Could you rename "heatmap-cell" to "grid-cell" in the records between the lines holding "heatmap-cell[interactable] <box>380 125" and "heatmap-cell[interactable] <box>51 65", inclusive, and return only those lines with nothing else changed?

INPUT MATERIAL →
-*-

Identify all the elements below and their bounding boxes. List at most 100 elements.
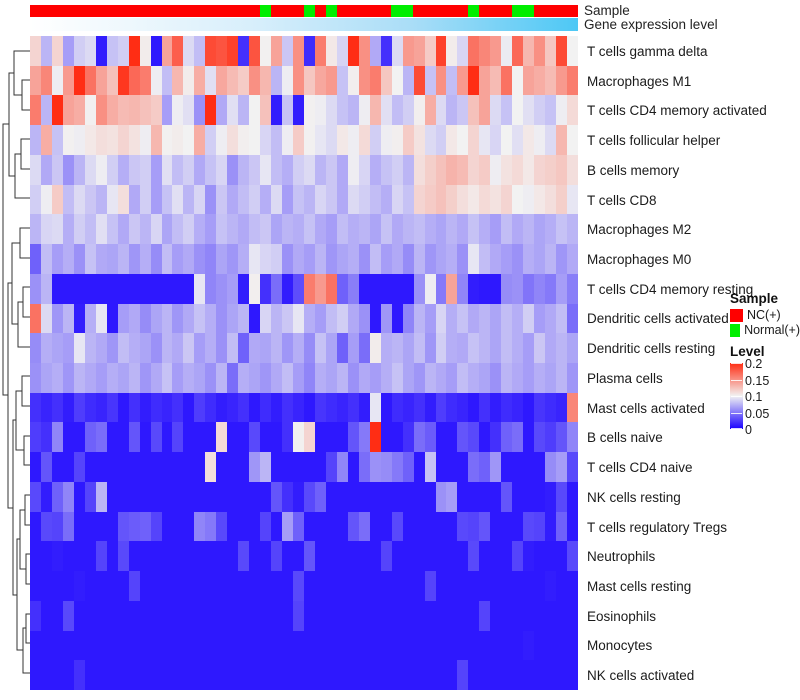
heatmap-cell[interactable] <box>380 125 392 155</box>
heatmap-cell[interactable] <box>512 452 524 482</box>
heatmap-cell[interactable] <box>358 125 370 155</box>
heatmap-cell[interactable] <box>457 630 469 661</box>
heatmap-cell[interactable] <box>271 362 283 393</box>
heatmap-cell[interactable] <box>293 36 304 66</box>
heatmap-cell[interactable] <box>62 362 74 393</box>
heatmap-cell[interactable] <box>183 95 195 126</box>
heatmap-cell[interactable] <box>62 244 74 274</box>
heatmap-cell[interactable] <box>106 214 118 245</box>
heatmap-cell[interactable] <box>534 95 546 126</box>
heatmap-cell[interactable] <box>490 65 502 96</box>
heatmap-cell[interactable] <box>314 125 326 155</box>
heatmap-cell[interactable] <box>227 660 239 690</box>
heatmap-cell[interactable] <box>293 422 304 453</box>
heatmap-cell[interactable] <box>435 571 447 601</box>
heatmap-cell[interactable] <box>95 362 107 393</box>
heatmap-cell[interactable] <box>128 154 140 185</box>
heatmap-cell[interactable] <box>172 95 184 126</box>
heatmap-cell[interactable] <box>282 481 294 512</box>
heatmap-cell[interactable] <box>216 125 228 155</box>
heatmap-cell[interactable] <box>205 214 217 245</box>
heatmap-cell[interactable] <box>314 362 326 393</box>
heatmap-cell[interactable] <box>282 541 294 572</box>
heatmap-cell[interactable] <box>117 95 129 126</box>
heatmap-cell[interactable] <box>161 303 173 334</box>
heatmap-cell[interactable] <box>51 65 63 96</box>
heatmap-cell[interactable] <box>369 214 381 245</box>
heatmap-cell[interactable] <box>468 36 480 66</box>
heatmap-cell[interactable] <box>413 65 425 96</box>
heatmap-cell[interactable] <box>435 630 447 661</box>
heatmap-cell[interactable] <box>117 184 129 215</box>
heatmap-cell[interactable] <box>271 541 283 572</box>
heatmap-cell[interactable] <box>51 571 63 601</box>
heatmap-cell[interactable] <box>216 392 228 423</box>
heatmap-cell[interactable] <box>567 422 578 453</box>
heatmap-cell[interactable] <box>391 273 403 304</box>
heatmap-cell[interactable] <box>172 600 184 631</box>
heatmap-cell[interactable] <box>402 541 414 572</box>
heatmap-cell[interactable] <box>523 422 535 453</box>
heatmap-cell[interactable] <box>358 184 370 215</box>
heatmap-cell[interactable] <box>347 214 359 245</box>
heatmap-cell[interactable] <box>40 481 52 512</box>
heatmap-cell[interactable] <box>424 452 436 482</box>
heatmap-cell[interactable] <box>205 571 217 601</box>
heatmap-cell[interactable] <box>106 422 118 453</box>
heatmap-cell[interactable] <box>128 65 140 96</box>
heatmap-cell[interactable] <box>249 65 261 96</box>
heatmap-cell[interactable] <box>468 511 480 542</box>
heatmap-cell[interactable] <box>545 36 557 66</box>
heatmap-cell[interactable] <box>139 362 151 393</box>
heatmap-cell[interactable] <box>380 392 392 423</box>
heatmap-cell[interactable] <box>139 571 151 601</box>
heatmap-cell[interactable] <box>84 600 96 631</box>
heatmap-cell[interactable] <box>40 600 52 631</box>
heatmap-cell[interactable] <box>534 125 546 155</box>
heatmap-cell[interactable] <box>161 422 173 453</box>
heatmap-cell[interactable] <box>556 392 568 423</box>
heatmap-cell[interactable] <box>468 154 480 185</box>
heatmap-cell[interactable] <box>567 273 578 304</box>
heatmap-cell[interactable] <box>446 660 458 690</box>
heatmap-cell[interactable] <box>293 244 304 274</box>
heatmap-cell[interactable] <box>446 422 458 453</box>
heatmap-cell[interactable] <box>534 273 546 304</box>
heatmap-cell[interactable] <box>424 600 436 631</box>
heatmap-cell[interactable] <box>183 571 195 601</box>
heatmap-cell[interactable] <box>30 481 41 512</box>
heatmap-cell[interactable] <box>249 333 261 363</box>
heatmap-cell[interactable] <box>73 541 85 572</box>
heatmap-cell[interactable] <box>369 481 381 512</box>
heatmap-cell[interactable] <box>271 95 283 126</box>
heatmap-cell[interactable] <box>523 571 535 601</box>
heatmap-cell[interactable] <box>150 452 162 482</box>
heatmap-cell[interactable] <box>205 481 217 512</box>
heatmap-cell[interactable] <box>150 541 162 572</box>
heatmap-cell[interactable] <box>260 184 272 215</box>
heatmap-cell[interactable] <box>369 630 381 661</box>
heatmap-cell[interactable] <box>369 511 381 542</box>
heatmap-cell[interactable] <box>347 452 359 482</box>
heatmap-cell[interactable] <box>183 452 195 482</box>
heatmap-cell[interactable] <box>84 333 96 363</box>
heatmap-cell[interactable] <box>336 511 348 542</box>
heatmap-cell[interactable] <box>128 541 140 572</box>
heatmap-cell[interactable] <box>402 481 414 512</box>
heatmap-cell[interactable] <box>194 422 206 453</box>
heatmap-cell[interactable] <box>457 511 469 542</box>
heatmap-cell[interactable] <box>183 600 195 631</box>
heatmap-cell[interactable] <box>304 333 315 363</box>
heatmap-cell[interactable] <box>106 600 118 631</box>
heatmap-cell[interactable] <box>40 95 52 126</box>
heatmap-cell[interactable] <box>369 333 381 363</box>
heatmap-cell[interactable] <box>30 571 41 601</box>
heatmap-cell[interactable] <box>205 511 217 542</box>
heatmap-cell[interactable] <box>314 600 326 631</box>
heatmap-cell[interactable] <box>358 422 370 453</box>
heatmap-cell[interactable] <box>402 303 414 334</box>
heatmap-cell[interactable] <box>325 511 337 542</box>
heatmap-cell[interactable] <box>249 362 261 393</box>
heatmap-cell[interactable] <box>161 600 173 631</box>
heatmap-cell[interactable] <box>523 214 535 245</box>
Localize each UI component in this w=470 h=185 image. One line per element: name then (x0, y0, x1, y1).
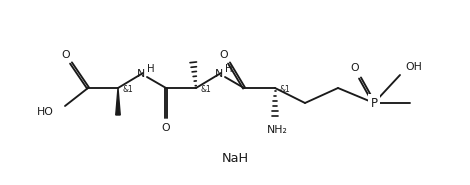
Text: NaH: NaH (221, 152, 249, 164)
Text: &1: &1 (279, 85, 290, 93)
Polygon shape (116, 88, 120, 115)
Text: O: O (351, 63, 359, 73)
Text: HO: HO (37, 107, 54, 117)
Text: P: P (370, 97, 377, 110)
Text: N: N (137, 69, 145, 79)
Text: NH₂: NH₂ (266, 125, 288, 135)
Text: N: N (215, 69, 223, 79)
Text: H: H (225, 64, 233, 74)
Text: &1: &1 (200, 85, 211, 93)
Text: H: H (147, 64, 155, 74)
Text: O: O (62, 50, 70, 60)
Text: O: O (162, 123, 170, 133)
Text: OH: OH (406, 62, 423, 72)
Text: O: O (219, 50, 228, 60)
Text: &1: &1 (122, 85, 133, 93)
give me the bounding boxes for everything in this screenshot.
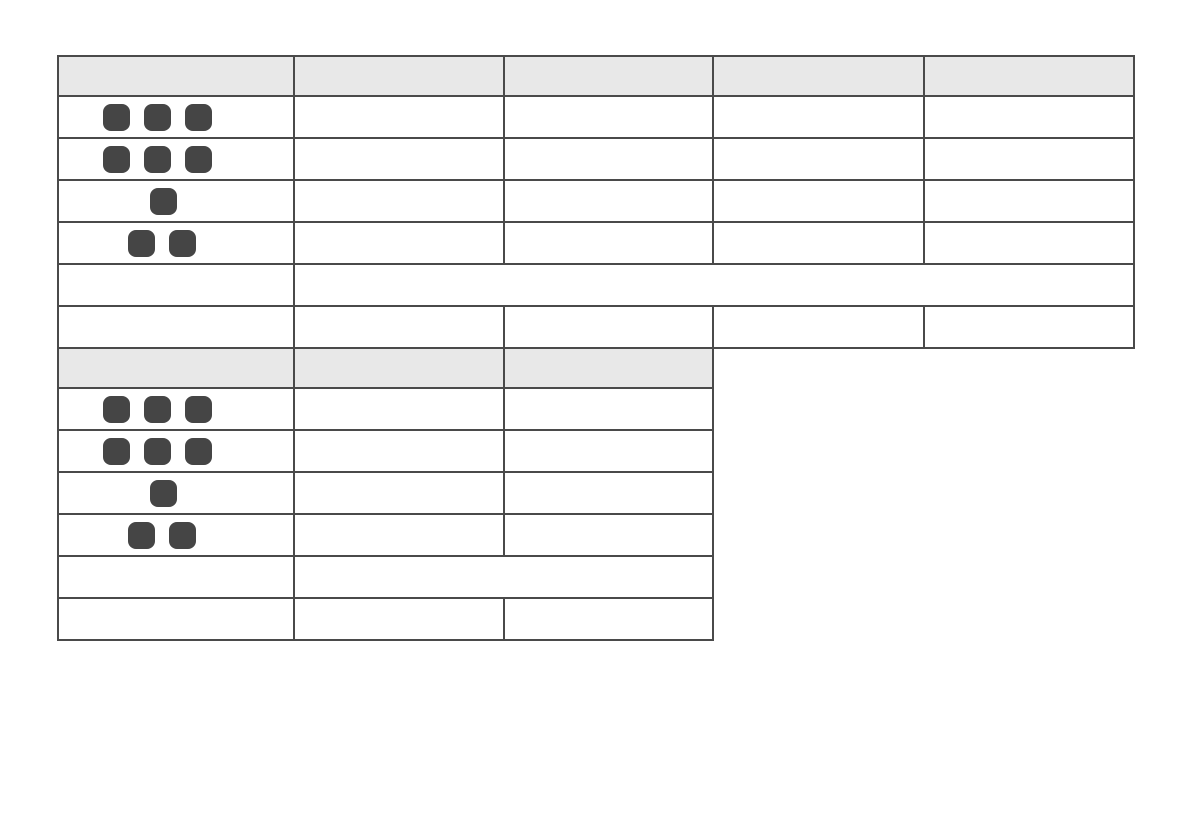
dot-pattern — [60, 182, 292, 220]
table-row — [57, 387, 714, 431]
dot-pattern-cell — [57, 95, 295, 139]
empty-cell — [923, 221, 1135, 265]
dot-square — [150, 479, 177, 507]
dot-square — [185, 103, 212, 131]
empty-cell — [923, 137, 1135, 181]
table-row — [57, 179, 1135, 223]
table-row — [57, 305, 1135, 349]
upper-table — [57, 55, 1135, 349]
header-cell — [57, 347, 295, 389]
empty-cell — [293, 513, 505, 557]
dot-square — [185, 395, 212, 423]
table-row — [57, 429, 714, 473]
table-row — [57, 95, 1135, 139]
dot-pattern — [60, 390, 292, 428]
table-row — [57, 221, 1135, 265]
dot-square — [150, 187, 177, 215]
table-row — [57, 137, 1135, 181]
empty-cell — [503, 221, 714, 265]
empty-cell — [503, 597, 714, 641]
empty-cell — [293, 179, 505, 223]
merged-cell — [293, 555, 714, 599]
dot-square — [103, 145, 130, 173]
empty-cell — [503, 137, 714, 181]
dot-square — [103, 103, 130, 131]
empty-cell — [503, 305, 714, 349]
empty-cell — [503, 179, 714, 223]
empty-cell — [923, 179, 1135, 223]
empty-cell — [503, 387, 714, 431]
header-cell — [503, 347, 714, 389]
merged-cell — [293, 263, 1135, 307]
dot-pattern-cell — [57, 387, 295, 431]
dot-pattern — [60, 98, 292, 136]
table-row — [57, 597, 714, 641]
empty-cell — [293, 597, 505, 641]
dot-pattern-cell — [57, 137, 295, 181]
empty-cell — [712, 179, 925, 223]
empty-cell — [503, 471, 714, 515]
empty-cell — [712, 305, 925, 349]
empty-cell — [293, 429, 505, 473]
empty-cell — [57, 305, 295, 349]
dot-pattern-cell — [57, 471, 295, 515]
dot-square — [169, 229, 196, 257]
empty-cell — [57, 263, 295, 307]
dot-pattern — [60, 140, 292, 178]
empty-cell — [57, 597, 295, 641]
empty-cell — [503, 429, 714, 473]
empty-cell — [293, 305, 505, 349]
dot-square — [185, 145, 212, 173]
dot-square — [144, 437, 171, 465]
empty-cell — [293, 387, 505, 431]
table-row — [57, 555, 714, 599]
dot-pattern — [60, 516, 292, 554]
header-cell — [57, 55, 295, 97]
dot-pattern-cell — [57, 513, 295, 557]
lower-table — [57, 347, 714, 641]
dot-square — [103, 395, 130, 423]
table-row — [57, 263, 1135, 307]
lower-header-row — [57, 347, 714, 389]
empty-cell — [503, 513, 714, 557]
empty-cell — [712, 221, 925, 265]
dot-square — [169, 521, 196, 549]
empty-cell — [503, 95, 714, 139]
dot-square — [128, 521, 155, 549]
table-row — [57, 471, 714, 515]
dot-square — [144, 395, 171, 423]
header-cell — [293, 55, 505, 97]
dot-pattern-cell — [57, 179, 295, 223]
dot-pattern — [60, 432, 292, 470]
header-cell — [712, 55, 925, 97]
dot-square — [185, 437, 212, 465]
header-cell — [293, 347, 505, 389]
dot-square — [128, 229, 155, 257]
empty-cell — [712, 95, 925, 139]
dot-square — [103, 437, 130, 465]
header-cell — [923, 55, 1135, 97]
dot-square — [144, 145, 171, 173]
empty-cell — [293, 471, 505, 515]
empty-cell — [923, 95, 1135, 139]
empty-cell — [712, 137, 925, 181]
table-row — [57, 513, 714, 557]
dot-pattern-cell — [57, 429, 295, 473]
dot-pattern — [60, 474, 292, 512]
upper-header-row — [57, 55, 1135, 97]
worksheet-sheet — [57, 55, 1135, 641]
dot-pattern — [60, 224, 292, 262]
empty-cell — [293, 137, 505, 181]
empty-cell — [293, 95, 505, 139]
empty-cell — [57, 555, 295, 599]
header-cell — [503, 55, 714, 97]
empty-cell — [923, 305, 1135, 349]
empty-cell — [293, 221, 505, 265]
dot-pattern-cell — [57, 221, 295, 265]
dot-square — [144, 103, 171, 131]
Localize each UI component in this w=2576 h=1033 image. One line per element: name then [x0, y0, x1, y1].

-*-

RESULT BELOW →
grid-cell[interactable] <box>380 125 392 155</box>
grid-cell[interactable] <box>512 452 524 482</box>
grid-cell[interactable] <box>358 125 370 155</box>
grid-cell[interactable] <box>457 630 469 661</box>
grid-cell[interactable] <box>271 362 283 393</box>
grid-cell[interactable] <box>293 36 304 66</box>
grid-cell[interactable] <box>62 362 74 393</box>
grid-cell[interactable] <box>183 95 195 126</box>
grid-cell[interactable] <box>62 244 74 274</box>
grid-cell[interactable] <box>106 214 118 245</box>
grid-cell[interactable] <box>534 95 546 126</box>
grid-cell[interactable] <box>490 65 502 96</box>
grid-cell[interactable] <box>314 125 326 155</box>
grid-cell[interactable] <box>227 660 239 690</box>
grid-cell[interactable] <box>293 422 304 453</box>
grid-cell[interactable] <box>435 571 447 601</box>
grid-cell[interactable] <box>95 362 107 393</box>
grid-cell[interactable] <box>128 154 140 185</box>
grid-cell[interactable] <box>172 95 184 126</box>
grid-cell[interactable] <box>282 481 294 512</box>
grid-cell[interactable] <box>216 125 228 155</box>
grid-cell[interactable] <box>205 214 217 245</box>
grid-cell[interactable] <box>314 362 326 393</box>
grid-cell[interactable] <box>282 541 294 572</box>
grid-cell[interactable] <box>117 95 129 126</box>
grid-cell[interactable] <box>161 303 173 334</box>
grid-cell[interactable] <box>51 65 63 96</box>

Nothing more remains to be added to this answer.